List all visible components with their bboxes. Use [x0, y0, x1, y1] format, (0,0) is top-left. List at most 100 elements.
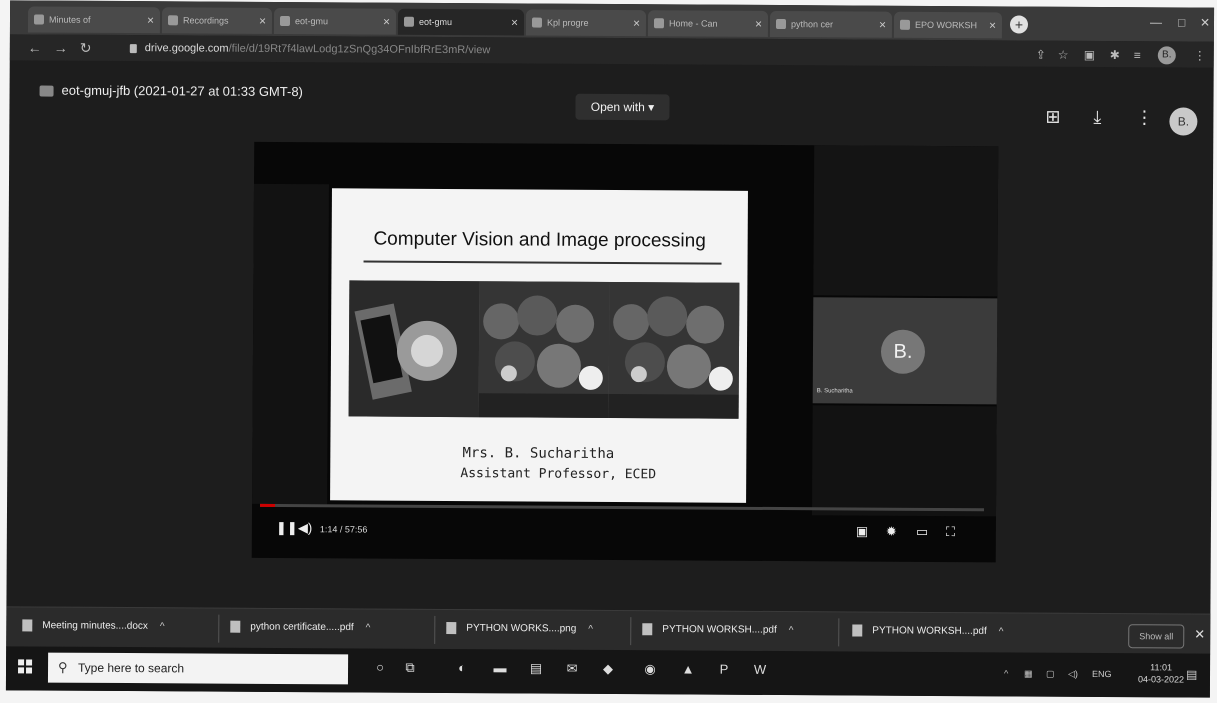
close-icon[interactable]: × — [379, 15, 390, 29]
speaker-icon[interactable]: ◁) — [1068, 669, 1078, 680]
minimize-icon[interactable]: — — [1150, 15, 1162, 29]
windows-taskbar: ⚲ Type here to search ○ ⧉ ◐ ▬ ▤ ✉ ◆ ◉ ▲ P… — [5, 646, 1211, 698]
language-indicator[interactable]: ENG — [1092, 669, 1112, 679]
close-icon[interactable]: × — [751, 17, 762, 31]
drive-icon — [279, 15, 291, 27]
chrome-taskbar-icon[interactable]: ◉ — [642, 661, 658, 676]
mail-icon[interactable]: ✉ — [564, 661, 580, 676]
download-item[interactable]: PYTHON WORKSH....pdf ^ — [642, 623, 793, 636]
video-player[interactable]: B. B. Sucharitha Computer Vision and Ima… — [251, 141, 999, 563]
clock-date: 04-03-2022 — [1137, 674, 1185, 685]
miniplayer-icon[interactable]: ▭ — [916, 524, 928, 540]
download-item[interactable]: python certificate.....pdf ^ — [230, 620, 371, 634]
close-icon[interactable]: × — [143, 13, 154, 27]
participant-name: B. Sucharitha — [816, 388, 853, 395]
camera-illustration — [348, 280, 480, 418]
notifications-icon[interactable]: ▤ — [1186, 668, 1197, 682]
download-item[interactable]: PYTHON WORKS....png ^ — [446, 622, 593, 635]
forward-icon[interactable]: → — [54, 40, 68, 56]
image-file-icon — [446, 622, 457, 635]
slide-image-strip — [348, 280, 740, 419]
tab-python-cert[interactable]: python cer × — [769, 10, 893, 38]
tab-recordings[interactable]: Recordings × — [161, 7, 273, 34]
edge-icon[interactable]: ◐ — [454, 660, 470, 675]
chevron-up-icon[interactable]: ^ — [1004, 668, 1008, 678]
file-explorer-icon[interactable]: ▬ — [492, 660, 508, 675]
photos-icon[interactable]: ▲ — [680, 661, 696, 676]
chrome-icon — [531, 17, 543, 28]
new-tab-button[interactable]: + — [1009, 15, 1029, 34]
reload-icon[interactable]: ↻ — [80, 40, 92, 57]
chevron-up-icon[interactable]: ^ — [160, 621, 165, 632]
chevron-up-icon[interactable]: ^ — [366, 622, 371, 633]
add-to-drive-icon[interactable]: ⊞ — [1045, 107, 1060, 128]
address-bar[interactable]: drive.google.com/file/d/19Rt7f4lawLodg1z… — [129, 39, 1010, 62]
close-icon[interactable]: × — [629, 16, 640, 30]
share-icon[interactable]: ⇪ — [1036, 48, 1046, 62]
tab-eot-gmu-active[interactable]: eot-gmu × — [397, 8, 525, 36]
network-icon[interactable]: ▦ — [1024, 669, 1033, 680]
more-options-icon[interactable]: ⋮ — [1135, 107, 1153, 128]
app-icon[interactable]: ◆ — [600, 661, 616, 676]
chrome-icon — [899, 19, 911, 30]
lock-icon — [129, 43, 137, 53]
chevron-up-icon[interactable]: ^ — [588, 624, 593, 635]
participant-avatar: B. — [880, 329, 926, 374]
media-queue-icon[interactable]: ≡ — [1134, 48, 1141, 62]
powerpoint-icon[interactable]: P — [716, 662, 732, 677]
chevron-up-icon[interactable]: ^ — [789, 625, 794, 636]
menu-kebab-icon[interactable]: ⋮ — [1194, 49, 1206, 63]
show-all-button[interactable]: Show all — [1128, 624, 1185, 649]
tab-epo-workshop[interactable]: EPO WORKSH × — [893, 11, 1003, 39]
clock-time: 11:01 — [1150, 662, 1173, 673]
slide-role: Assistant Professor, ECED — [460, 466, 657, 483]
download-item[interactable]: PYTHON WORKSH....pdf ^ — [852, 624, 1003, 637]
search-icon: ⚲ — [58, 659, 68, 675]
close-icon[interactable]: × — [507, 15, 518, 29]
system-clock[interactable]: 11:01 04-03-2022 — [1138, 661, 1184, 685]
close-icon[interactable]: ✕ — [1194, 627, 1205, 643]
tab-eot-gmu[interactable]: eot-gmu × — [273, 7, 397, 35]
windows-start-icon[interactable] — [18, 659, 33, 674]
fullscreen-icon[interactable]: ⛶ — [946, 524, 955, 540]
pause-icon[interactable]: ❚❚ — [276, 520, 298, 536]
video-dark-panel — [252, 183, 330, 505]
download-icon[interactable]: ⤓ — [1093, 107, 1101, 128]
tab-kpl-progress[interactable]: Kpl progre × — [525, 9, 647, 37]
chat-icon[interactable]: ▢ — [1046, 669, 1055, 680]
word-icon[interactable]: W — [752, 662, 768, 677]
chevron-up-icon[interactable]: ^ — [999, 626, 1004, 637]
open-with-button[interactable]: Open with ▾ — [575, 93, 670, 121]
account-avatar[interactable]: B. — [1169, 107, 1198, 136]
participant-tile-dark — [811, 405, 997, 517]
puzzle-icon[interactable]: ✱ — [1110, 48, 1120, 62]
vegetables-image-left — [478, 281, 610, 418]
extension-icon[interactable]: ▣ — [1084, 48, 1095, 62]
divider — [838, 618, 840, 647]
tab-minutes[interactable]: Minutes of × — [27, 6, 161, 34]
store-icon[interactable]: ▤ — [528, 661, 544, 676]
window-close-icon[interactable]: ✕ — [1200, 16, 1210, 30]
close-icon[interactable]: × — [875, 18, 886, 32]
settings-gear-icon[interactable]: ✹ — [886, 524, 897, 540]
participant-tile-empty — [813, 145, 999, 297]
close-icon[interactable]: × — [255, 14, 266, 28]
task-view-icon[interactable]: ⧉ — [402, 660, 418, 675]
video-progress-fill — [260, 503, 276, 507]
volume-icon[interactable]: ◀) — [298, 520, 312, 536]
drive-icon — [167, 15, 179, 26]
captions-icon[interactable]: ▣ — [856, 524, 868, 540]
close-icon[interactable]: × — [985, 18, 996, 32]
vegetables-illustration — [478, 281, 610, 418]
profile-avatar[interactable]: B. — [1157, 46, 1176, 65]
cortana-icon[interactable]: ○ — [372, 660, 388, 675]
download-item[interactable]: Meeting minutes....docx ^ — [22, 619, 165, 632]
back-icon[interactable]: ← — [28, 39, 42, 55]
video-file-icon — [39, 85, 54, 97]
bookmark-star-icon[interactable]: ☆ — [1058, 48, 1069, 62]
tab-home-canva[interactable]: Home - Can × — [647, 10, 769, 37]
taskbar-search-input[interactable]: ⚲ Type here to search — [47, 652, 349, 685]
maximize-icon[interactable]: □ — [1178, 15, 1185, 29]
participant-tile: B. B. Sucharitha — [812, 297, 998, 405]
camera-image — [348, 280, 480, 418]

- - - -

Description of the task —
Reproduce verbatim the lines of the listing, starting with the line that contains "close-icon[interactable]: × — [379, 15, 390, 29]" and continuing through the line that contains "windows-taskbar: ⚲ Type", both included.

Exercise solution —
close-icon[interactable]: × — [379, 15, 390, 29]
speaker-icon[interactable]: ◁) — [1068, 669, 1078, 680]
minimize-icon[interactable]: — — [1150, 15, 1162, 29]
windows-taskbar: ⚲ Type here to search ○ ⧉ ◐ ▬ ▤ ✉ ◆ ◉ ▲ P… — [5, 646, 1211, 698]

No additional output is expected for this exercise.